## [Given exercise]
Repeat the listing that follows, character for character, minus the pictures.

# Task input start

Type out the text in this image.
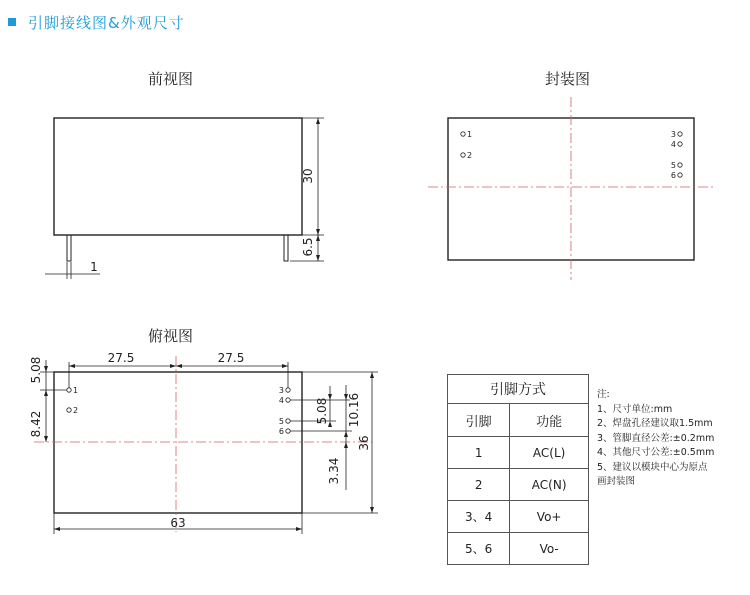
引脚接线图&外观尺寸
前视图	封装图
俯视图
30
6.5
1
1
2
3
4
5
6
27.5	27.5
63
5.08
8.42	5.08 10.16
3.34
36
1
2
3
4
5
6
引脚方式	
引脚	功能
1	AC(L)
2	AC(N)
3、4	Vo+
5、6	Vo-
注:
1、尺寸单位:mm
2、焊盘孔径建议取1.5mm
3、管脚直径公差:±0.2mm
4、其他尺寸公差:±0.5mm
5、建议以模块中心为原点
画封装图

# Task input end

## [Reply to the exercise]
Type out the text in this image.
引脚接线图&外观尺寸
前视图	封装图
俯视图
30
6.5
1
1
2
3
4
5
6
27.5	27.5
63
5.08
8.42	5.08 10.16
3.34
36
1
2
3
4
5
6
引脚方式	
引脚	功能
1	AC(L)
2	AC(N)
3、4	Vo+
5、6	Vo-
注:
1、尺寸单位:mm
2、焊盘孔径建议取1.5mm
3、管脚直径公差:±0.2mm
4、其他尺寸公差:±0.5mm
5、建议以模块中心为原点
画封装图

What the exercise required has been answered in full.